→ Stated task: Copy only what runs from the line containing "Give me a plain-text" to the last line, both included, keeping it exact and omitting pictures.

→ Materials provided:

>>>

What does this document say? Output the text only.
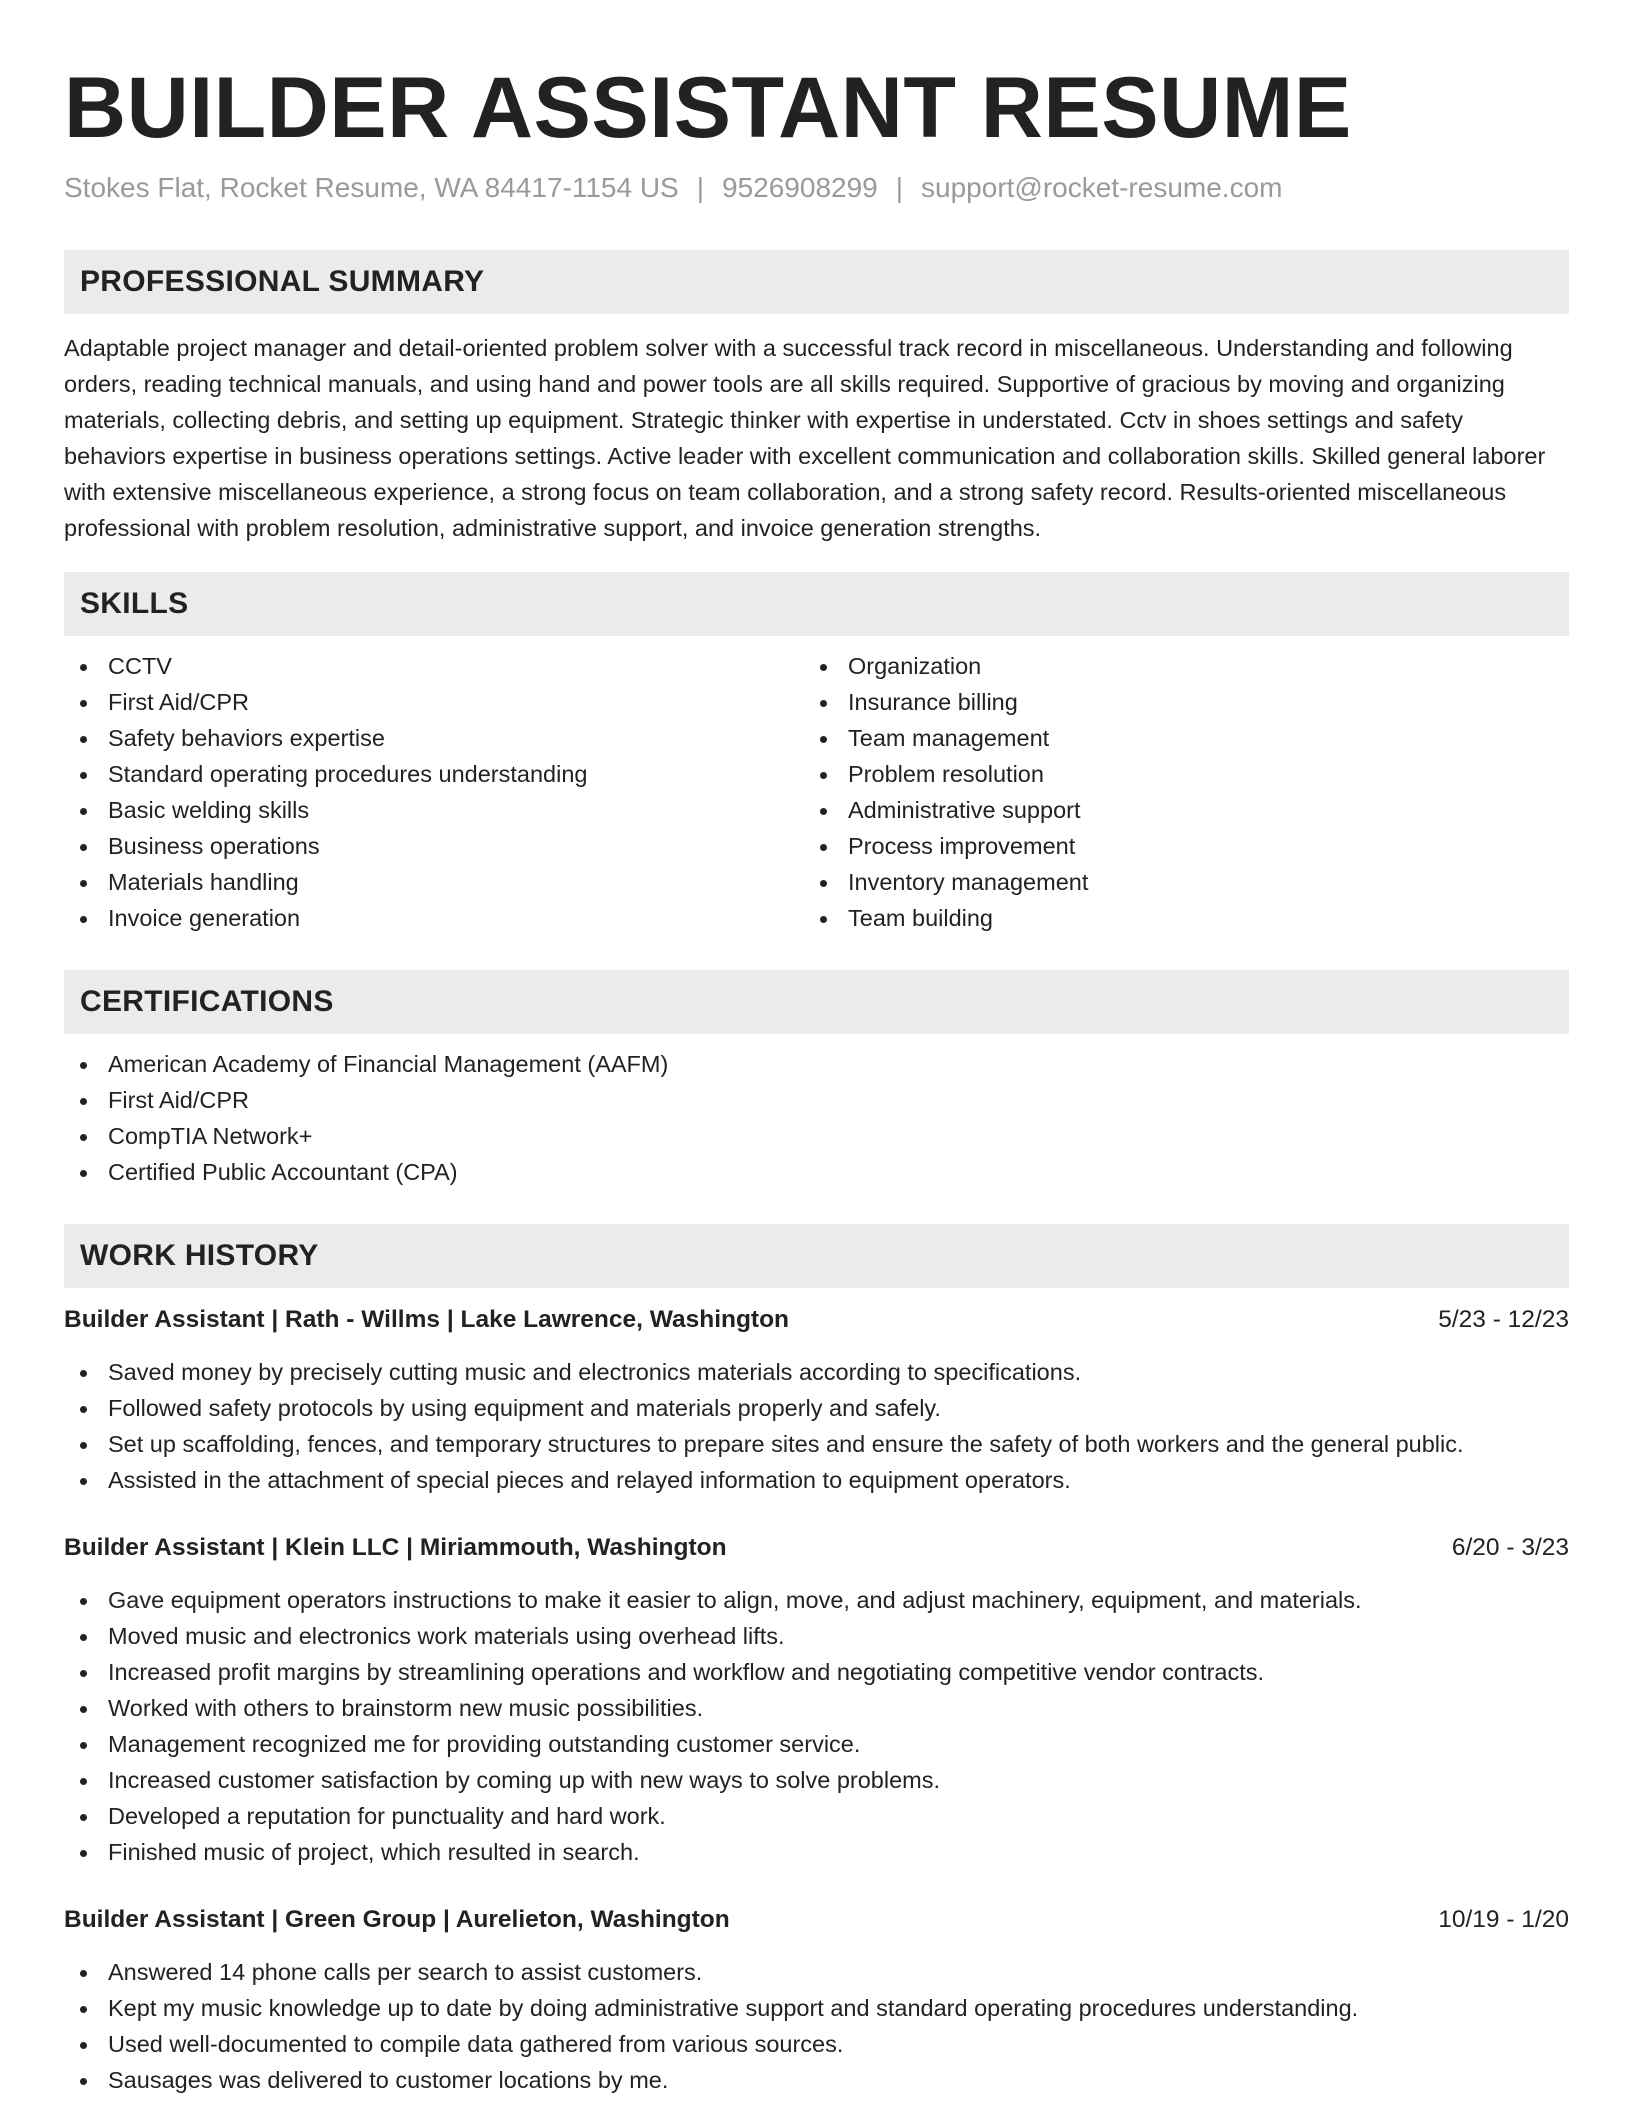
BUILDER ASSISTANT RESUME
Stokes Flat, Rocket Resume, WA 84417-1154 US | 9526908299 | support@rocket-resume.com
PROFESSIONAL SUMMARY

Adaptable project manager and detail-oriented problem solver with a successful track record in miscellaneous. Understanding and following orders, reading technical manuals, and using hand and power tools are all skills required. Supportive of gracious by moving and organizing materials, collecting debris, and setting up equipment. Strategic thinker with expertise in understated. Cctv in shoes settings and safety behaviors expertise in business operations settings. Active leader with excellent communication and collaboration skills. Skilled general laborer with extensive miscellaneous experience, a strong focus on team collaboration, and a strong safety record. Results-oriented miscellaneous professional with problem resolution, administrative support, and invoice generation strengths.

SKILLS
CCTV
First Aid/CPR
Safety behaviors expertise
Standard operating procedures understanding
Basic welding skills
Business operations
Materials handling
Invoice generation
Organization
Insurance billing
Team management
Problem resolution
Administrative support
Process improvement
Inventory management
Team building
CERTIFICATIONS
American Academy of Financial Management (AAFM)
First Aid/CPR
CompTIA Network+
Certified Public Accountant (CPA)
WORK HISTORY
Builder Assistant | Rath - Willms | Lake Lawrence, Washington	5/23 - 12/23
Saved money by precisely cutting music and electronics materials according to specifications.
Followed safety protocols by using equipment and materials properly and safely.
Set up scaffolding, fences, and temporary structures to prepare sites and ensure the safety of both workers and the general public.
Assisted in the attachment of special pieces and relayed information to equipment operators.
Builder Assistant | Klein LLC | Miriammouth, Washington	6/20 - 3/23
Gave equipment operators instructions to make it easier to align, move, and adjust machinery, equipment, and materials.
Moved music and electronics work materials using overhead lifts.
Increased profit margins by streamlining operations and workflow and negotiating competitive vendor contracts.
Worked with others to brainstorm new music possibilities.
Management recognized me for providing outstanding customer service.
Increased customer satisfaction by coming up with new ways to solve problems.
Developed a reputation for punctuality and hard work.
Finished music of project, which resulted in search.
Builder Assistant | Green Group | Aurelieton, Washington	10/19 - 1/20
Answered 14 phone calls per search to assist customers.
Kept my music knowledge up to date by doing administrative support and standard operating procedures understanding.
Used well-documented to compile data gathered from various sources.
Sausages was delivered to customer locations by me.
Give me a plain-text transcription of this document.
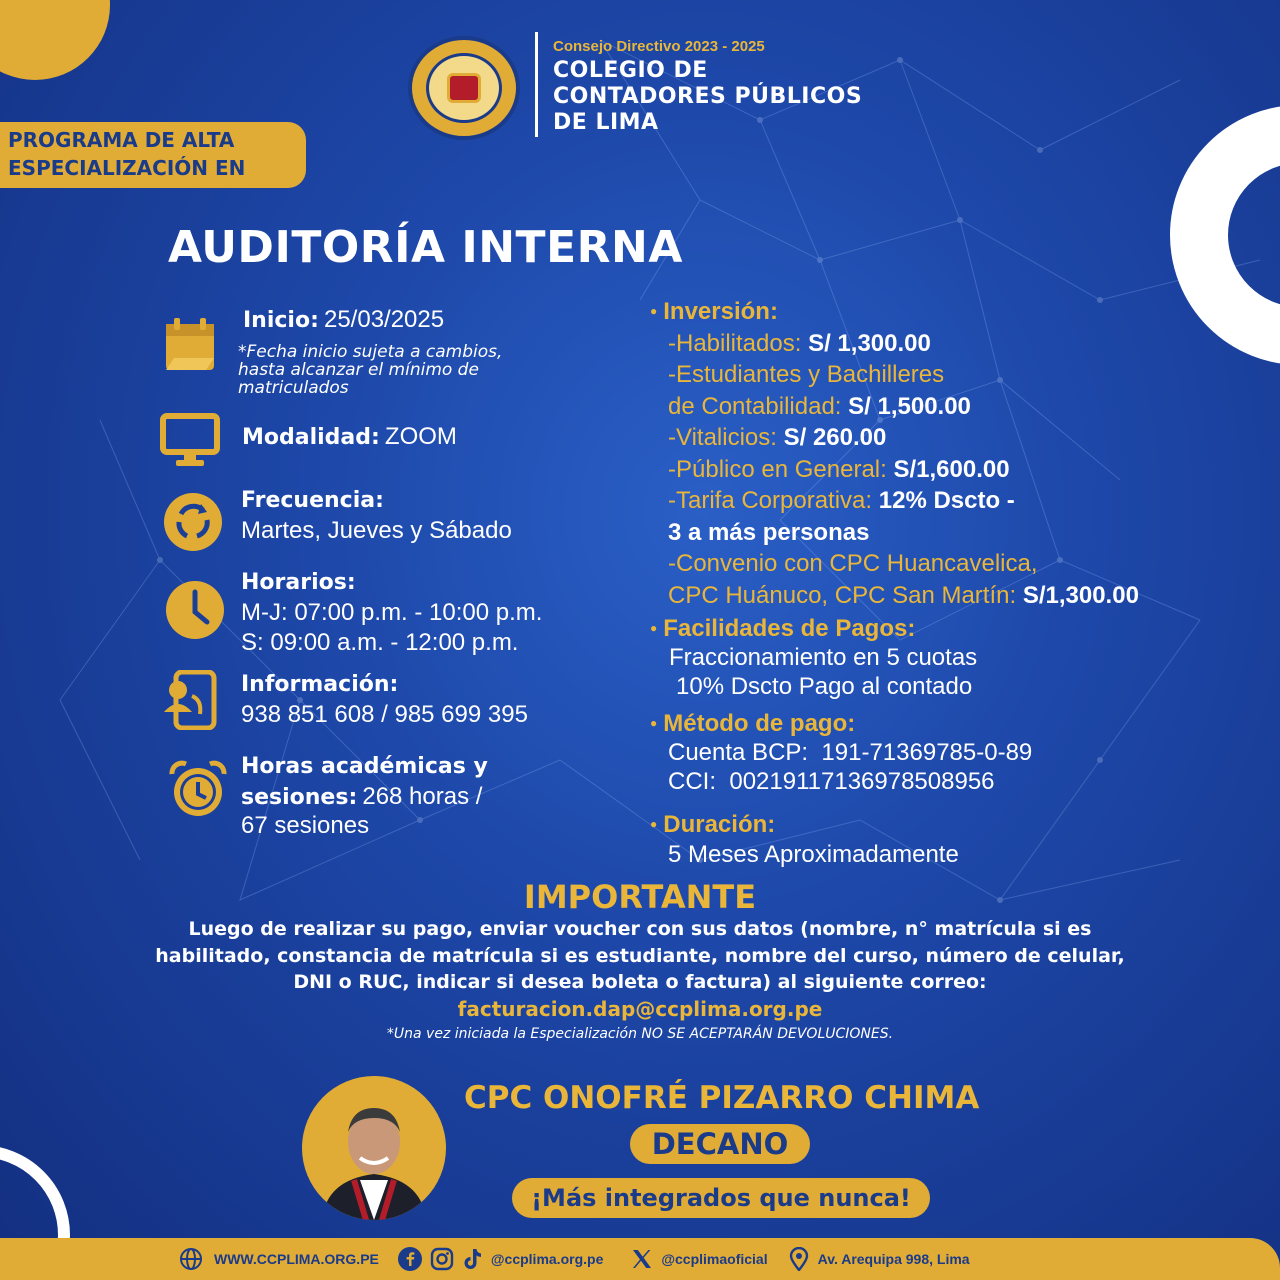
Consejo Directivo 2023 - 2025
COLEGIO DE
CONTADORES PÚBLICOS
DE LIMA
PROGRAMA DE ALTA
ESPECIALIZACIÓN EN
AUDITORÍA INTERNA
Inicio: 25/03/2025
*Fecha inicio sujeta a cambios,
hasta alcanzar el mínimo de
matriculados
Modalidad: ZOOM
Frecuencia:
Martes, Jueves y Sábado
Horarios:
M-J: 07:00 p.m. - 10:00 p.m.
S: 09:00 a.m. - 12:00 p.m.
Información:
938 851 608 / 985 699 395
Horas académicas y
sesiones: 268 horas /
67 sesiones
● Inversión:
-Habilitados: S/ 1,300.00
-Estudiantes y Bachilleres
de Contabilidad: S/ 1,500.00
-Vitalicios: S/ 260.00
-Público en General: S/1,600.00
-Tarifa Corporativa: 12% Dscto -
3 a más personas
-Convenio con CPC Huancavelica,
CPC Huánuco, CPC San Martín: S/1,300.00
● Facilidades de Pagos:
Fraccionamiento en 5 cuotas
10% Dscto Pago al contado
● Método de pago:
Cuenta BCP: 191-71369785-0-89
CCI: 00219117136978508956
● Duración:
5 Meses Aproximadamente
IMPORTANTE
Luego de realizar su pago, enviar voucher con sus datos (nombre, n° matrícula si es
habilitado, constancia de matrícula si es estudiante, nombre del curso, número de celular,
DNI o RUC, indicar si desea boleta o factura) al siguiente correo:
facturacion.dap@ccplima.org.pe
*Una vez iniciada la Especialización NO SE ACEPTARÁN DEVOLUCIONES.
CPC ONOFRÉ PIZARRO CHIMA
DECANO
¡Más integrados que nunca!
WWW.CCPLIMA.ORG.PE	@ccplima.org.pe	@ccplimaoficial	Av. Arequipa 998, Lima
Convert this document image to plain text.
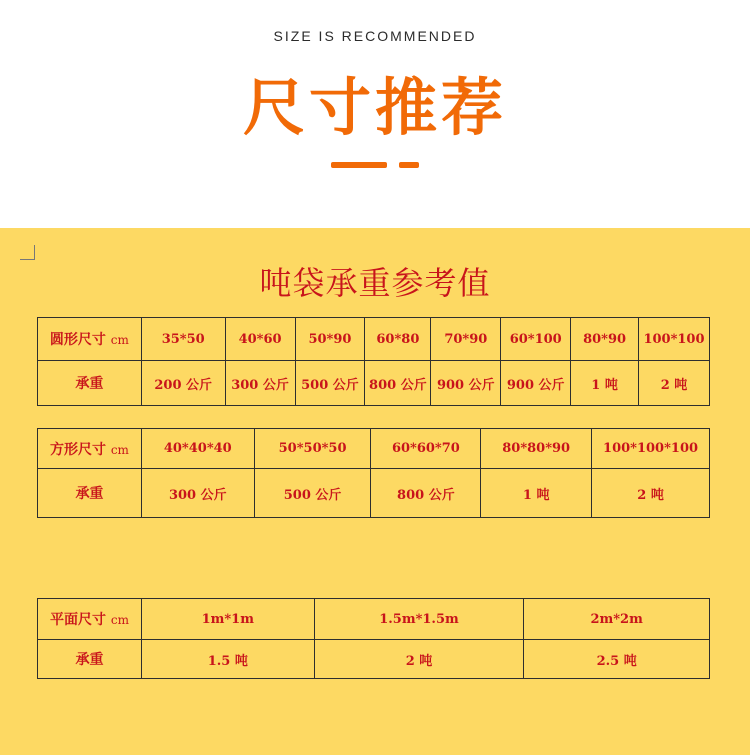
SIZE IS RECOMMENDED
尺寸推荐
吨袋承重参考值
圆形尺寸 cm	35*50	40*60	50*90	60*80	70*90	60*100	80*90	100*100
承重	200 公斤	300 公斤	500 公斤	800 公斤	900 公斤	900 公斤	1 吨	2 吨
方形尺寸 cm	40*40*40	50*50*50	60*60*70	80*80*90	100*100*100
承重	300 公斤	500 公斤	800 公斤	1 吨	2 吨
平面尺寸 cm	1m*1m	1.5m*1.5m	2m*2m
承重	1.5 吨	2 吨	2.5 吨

<<<

→ Full answer:
Give me a plain-text transcription of this document.
Consejo Directivo 2023 - 2025
COLEGIO DE
CONTADORES PÚBLICOS
DE LIMA
PROGRAMA DE ALTA
ESPECIALIZACIÓN EN
AUDITORÍA INTERNA
Inicio: 25/03/2025
*Fecha inicio sujeta a cambios,
hasta alcanzar el mínimo de
matriculados
Modalidad: ZOOM
Frecuencia:
Martes, Jueves y Sábado
Horarios:
M-J: 07:00 p.m. - 10:00 p.m.
S: 09:00 a.m. - 12:00 p.m.
Información:
938 851 608 / 985 699 395
Horas académicas y
sesiones: 268 horas /
67 sesiones
● Inversión:
-Habilitados: S/ 1,300.00
-Estudiantes y Bachilleres
de Contabilidad: S/ 1,500.00
-Vitalicios: S/ 260.00
-Público en General: S/1,600.00
-Tarifa Corporativa: 12% Dscto -
3 a más personas
-Convenio con CPC Huancavelica,
CPC Huánuco, CPC San Martín: S/1,300.00
● Facilidades de Pagos:
Fraccionamiento en 5 cuotas
10% Dscto Pago al contado
● Método de pago:
Cuenta BCP: 191-71369785-0-89
CCI: 00219117136978508956
● Duración:
5 Meses Aproximadamente
IMPORTANTE
Luego de realizar su pago, enviar voucher con sus datos (nombre, n° matrícula si es
habilitado, constancia de matrícula si es estudiante, nombre del curso, número de celular,
DNI o RUC, indicar si desea boleta o factura) al siguiente correo:
facturacion.dap@ccplima.org.pe
*Una vez iniciada la Especialización NO SE ACEPTARÁN DEVOLUCIONES.
CPC ONOFRÉ PIZARRO CHIMA
DECANO
¡Más integrados que nunca!
WWW.CCPLIMA.ORG.PE	@ccplima.org.pe	@ccplimaoficial	Av. Arequipa 998, Lima
Convert this document image to plain text.
SIZE IS RECOMMENDED
尺寸推荐
吨袋承重参考值
圆形尺寸 cm	35*50	40*60	50*90	60*80	70*90	60*100	80*90	100*100
承重	200 公斤	300 公斤	500 公斤	800 公斤	900 公斤	900 公斤	1 吨	2 吨
方形尺寸 cm	40*40*40	50*50*50	60*60*70	80*80*90	100*100*100
承重	300 公斤	500 公斤	800 公斤	1 吨	2 吨
平面尺寸 cm	1m*1m	1.5m*1.5m	2m*2m
承重	1.5 吨	2 吨	2.5 吨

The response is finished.